▶ Problem to solve:
What is the number of lines in these entries that include "surface"? Write that number and no other text.

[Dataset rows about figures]
........

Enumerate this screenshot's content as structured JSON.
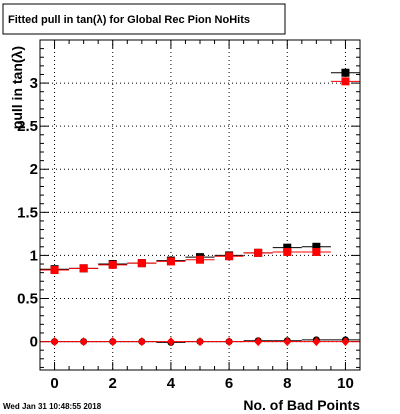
{
  "chart_data": {
    "type": "scatter",
    "title": "Fitted pull in tan(λ) for Global Rec Pion NoHits",
    "xlabel": "No. of Bad Points",
    "ylabel": "pull in tan(λ)",
    "xlim": [
      -0.5,
      10.5
    ],
    "ylim": [
      -0.33,
      3.5
    ],
    "x_ticks": [
      0,
      2,
      4,
      6,
      8,
      10
    ],
    "y_ticks": [
      0,
      0.5,
      1,
      1.5,
      2,
      2.5,
      3
    ],
    "x_tick_labels": [
      "0",
      "2",
      "4",
      "6",
      "8",
      "10"
    ],
    "y_tick_labels": [
      "0",
      "0.5",
      "1",
      "1.5",
      "2",
      "2.5",
      "3"
    ],
    "grid": true,
    "legend": "none",
    "series": [
      {
        "marker": "square",
        "color": "#000000",
        "x": [
          0,
          1,
          2,
          3,
          4,
          5,
          6,
          7,
          8,
          9,
          10
        ],
        "values": [
          0.84,
          0.85,
          0.9,
          0.91,
          0.94,
          0.98,
          1.0,
          1.03,
          1.09,
          1.1,
          3.12
        ]
      },
      {
        "marker": "square",
        "color": "#ff0000",
        "x": [
          0,
          1,
          2,
          3,
          4,
          5,
          6,
          7,
          8,
          9,
          10
        ],
        "values": [
          0.83,
          0.85,
          0.89,
          0.91,
          0.93,
          0.95,
          0.99,
          1.03,
          1.04,
          1.04,
          3.02
        ]
      },
      {
        "marker": "circle",
        "color": "#000000",
        "x": [
          0,
          1,
          2,
          3,
          4,
          5,
          6,
          7,
          8,
          9,
          10
        ],
        "values": [
          0.0,
          0.0,
          0.0,
          0.0,
          -0.01,
          0.0,
          0.0,
          0.01,
          0.01,
          0.02,
          0.02
        ]
      },
      {
        "marker": "diamond",
        "color": "#ff0000",
        "x": [
          0,
          1,
          2,
          3,
          4,
          5,
          6,
          7,
          8,
          9,
          10
        ],
        "values": [
          0.0,
          0.0,
          0.0,
          0.0,
          0.0,
          0.0,
          0.0,
          0.0,
          0.0,
          0.0,
          0.0
        ]
      }
    ]
  },
  "footer": {
    "timestamp": "Wed Jan 31 10:48:55 2018"
  }
}
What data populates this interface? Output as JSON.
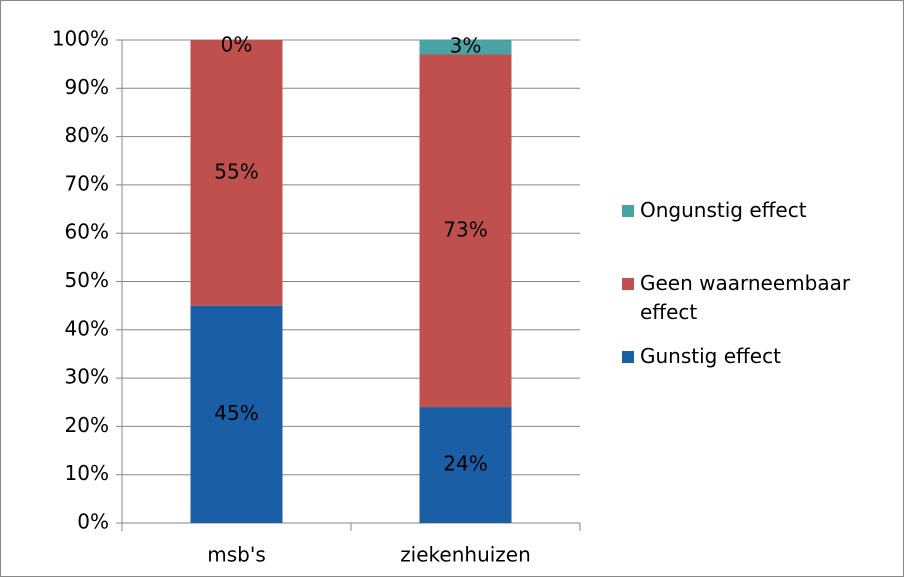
{
  "chart_data": {
    "type": "stacked-bar",
    "categories": [
      "msb's",
      "ziekenhuizen"
    ],
    "series": [
      {
        "name": "Gunstig effect",
        "color": "#1a5ea6",
        "values": [
          45,
          24
        ],
        "value_labels": [
          "45%",
          "24%"
        ]
      },
      {
        "name": "Geen waarneembaar effect",
        "color": "#c0504d",
        "values": [
          55,
          73
        ],
        "value_labels": [
          "55%",
          "73%"
        ]
      },
      {
        "name": "Ongunstig effect",
        "color": "#4aa3a3",
        "values": [
          0,
          3
        ],
        "value_labels": [
          "0%",
          "3%"
        ]
      }
    ],
    "ylim": [
      0,
      100
    ],
    "yticks": [
      {
        "value": 0,
        "label": "0%"
      },
      {
        "value": 10,
        "label": "10%"
      },
      {
        "value": 20,
        "label": "20%"
      },
      {
        "value": 30,
        "label": "30%"
      },
      {
        "value": 40,
        "label": "40%"
      },
      {
        "value": 50,
        "label": "50%"
      },
      {
        "value": 60,
        "label": "60%"
      },
      {
        "value": 70,
        "label": "70%"
      },
      {
        "value": 80,
        "label": "80%"
      },
      {
        "value": 90,
        "label": "90%"
      },
      {
        "value": 100,
        "label": "100%"
      }
    ],
    "grid": true,
    "legend": "right"
  }
}
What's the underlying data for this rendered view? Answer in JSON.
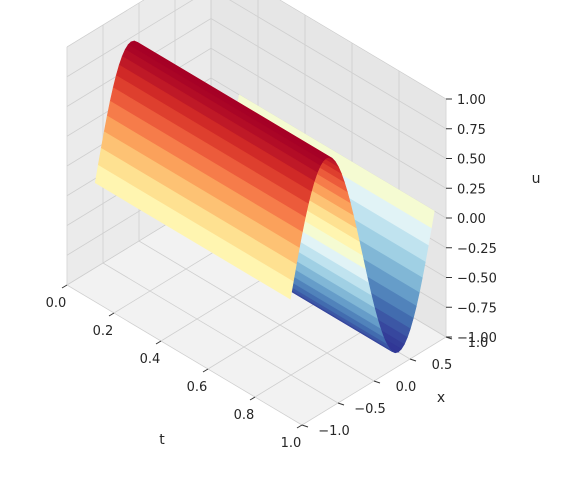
{
  "chart_data": {
    "type": "surface",
    "title": "",
    "xlabel": "t",
    "ylabel": "x",
    "zlabel": "u",
    "t_range": [
      0,
      1
    ],
    "x_range": [
      -1,
      1
    ],
    "u_range": [
      -1,
      1
    ],
    "t_ticks": [
      "0.0",
      "0.2",
      "0.4",
      "0.6",
      "0.8",
      "1.0"
    ],
    "x_ticks": [
      "−1.0",
      "−0.5",
      "0.0",
      "0.5",
      "1.0"
    ],
    "u_ticks": [
      "−1.00",
      "−0.75",
      "−0.50",
      "−0.25",
      "0.00",
      "0.25",
      "0.50",
      "0.75",
      "1.00"
    ],
    "surface": "u(t, x) = -sin(pi x), constant in t",
    "colormap": "RdYlBu",
    "grid": true
  }
}
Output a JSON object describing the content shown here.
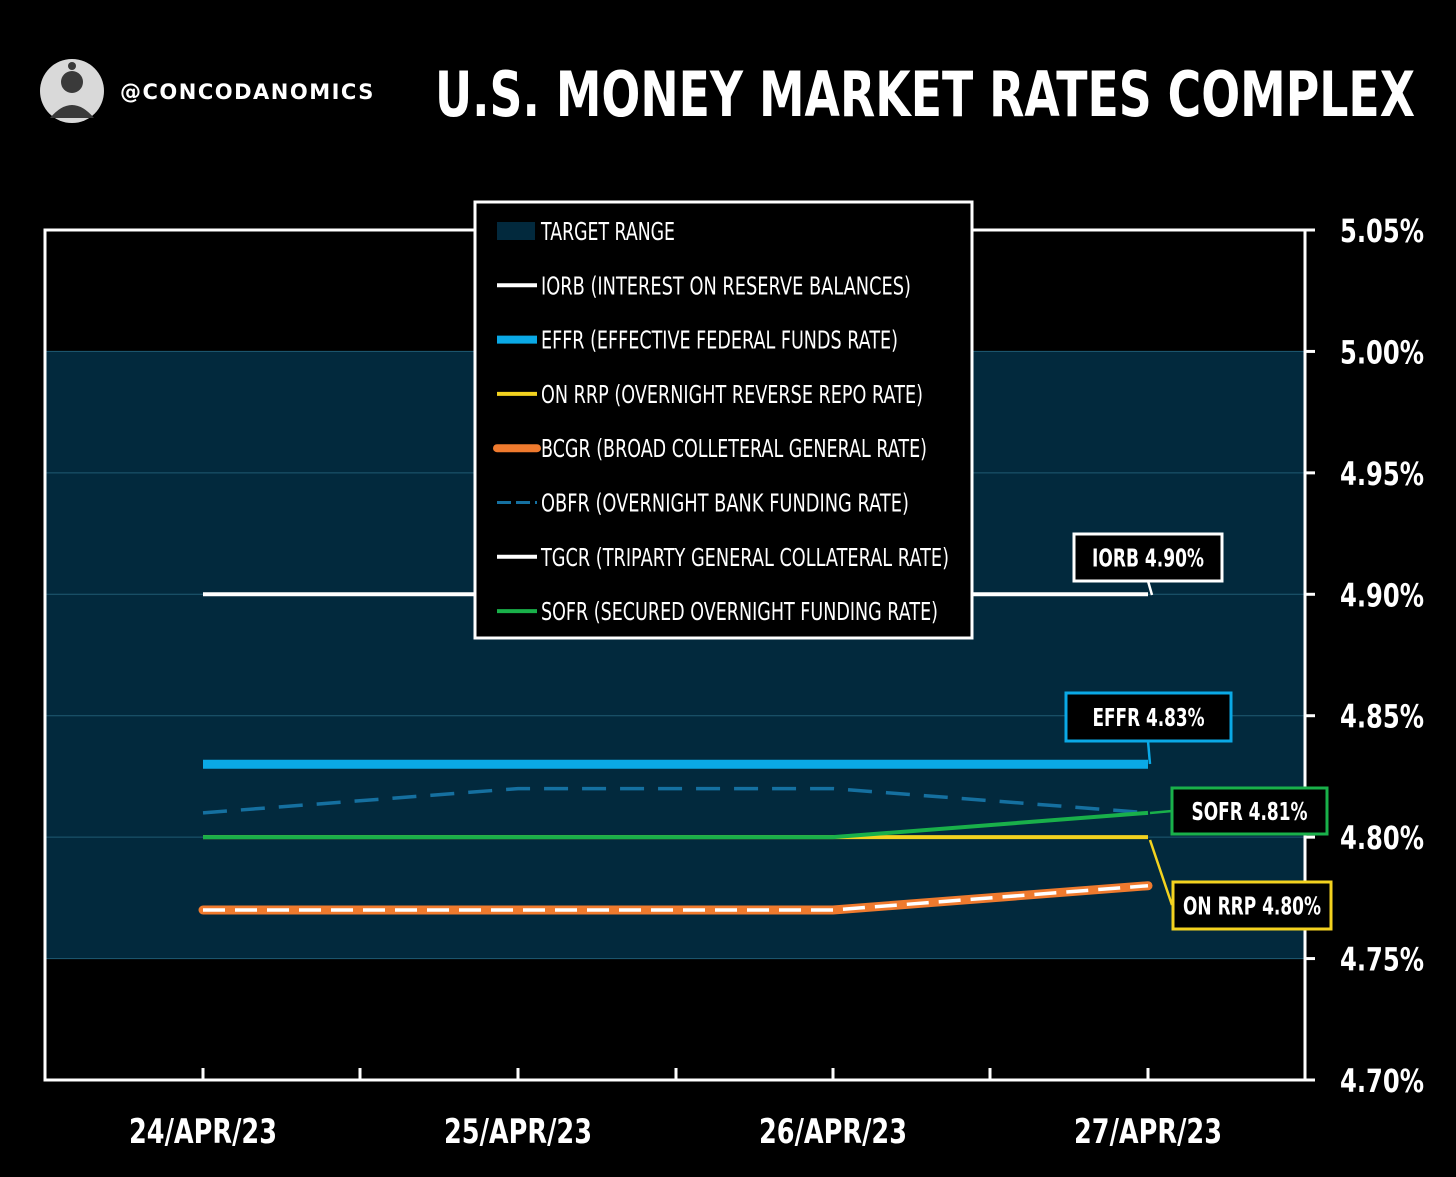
{
  "header": {
    "handle": "@CONCODANOMICS",
    "title": "U.S. MONEY MARKET RATES COMPLEX"
  },
  "colors": {
    "background": "#000000",
    "target_range": "#02293d",
    "iorb": "#ffffff",
    "effr": "#0aa9e6",
    "on_rrp": "#f3d21f",
    "bcgr": "#ef7a2e",
    "obfr": "#1570a0",
    "tgcr": "#ffffff",
    "sofr": "#19b04a"
  },
  "chart_data": {
    "type": "line",
    "title": "U.S. MONEY MARKET RATES COMPLEX",
    "categories": [
      "24/APR/23",
      "25/APR/23",
      "26/APR/23",
      "27/APR/23"
    ],
    "ylim": [
      4.7,
      5.05
    ],
    "yticks": [
      "5.05%",
      "5.00%",
      "4.95%",
      "4.90%",
      "4.85%",
      "4.80%",
      "4.75%",
      "4.70%"
    ],
    "ytick_values": [
      5.05,
      5.0,
      4.95,
      4.9,
      4.85,
      4.8,
      4.75,
      4.7
    ],
    "y_axis_side": "right",
    "grid": true,
    "legend_placement": "top-center",
    "target_range": {
      "name": "TARGET RANGE",
      "low": 4.75,
      "high": 5.0
    },
    "series": [
      {
        "key": "iorb",
        "name": "IORB (INTEREST ON RESERVE BALANCES)",
        "values": [
          4.9,
          4.9,
          4.9,
          4.9
        ]
      },
      {
        "key": "effr",
        "name": "EFFR (EFFECTIVE FEDERAL FUNDS RATE)",
        "values": [
          4.83,
          4.83,
          4.83,
          4.83
        ]
      },
      {
        "key": "on_rrp",
        "name": "ON RRP (OVERNIGHT REVERSE REPO RATE)",
        "values": [
          4.8,
          4.8,
          4.8,
          4.8
        ]
      },
      {
        "key": "bcgr",
        "name": "BCGR (BROAD COLLETERAL GENERAL RATE)",
        "values": [
          4.77,
          4.77,
          4.77,
          4.78
        ]
      },
      {
        "key": "obfr",
        "name": "OBFR (OVERNIGHT BANK FUNDING RATE)",
        "values": [
          4.81,
          4.82,
          4.82,
          4.81
        ]
      },
      {
        "key": "tgcr",
        "name": "TGCR (TRIPARTY GENERAL COLLATERAL RATE)",
        "values": [
          4.77,
          4.77,
          4.77,
          4.78
        ]
      },
      {
        "key": "sofr",
        "name": "SOFR (SECURED OVERNIGHT FUNDING RATE)",
        "values": [
          4.8,
          4.8,
          4.8,
          4.81
        ]
      }
    ],
    "annotations": [
      {
        "key": "iorb",
        "text": "IORB 4.90%",
        "value": 4.9
      },
      {
        "key": "effr",
        "text": "EFFR 4.83%",
        "value": 4.83
      },
      {
        "key": "sofr",
        "text": "SOFR 4.81%",
        "value": 4.81
      },
      {
        "key": "on_rrp",
        "text": "ON RRP 4.80%",
        "value": 4.8
      }
    ]
  }
}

........

▶ Finished exercise:
2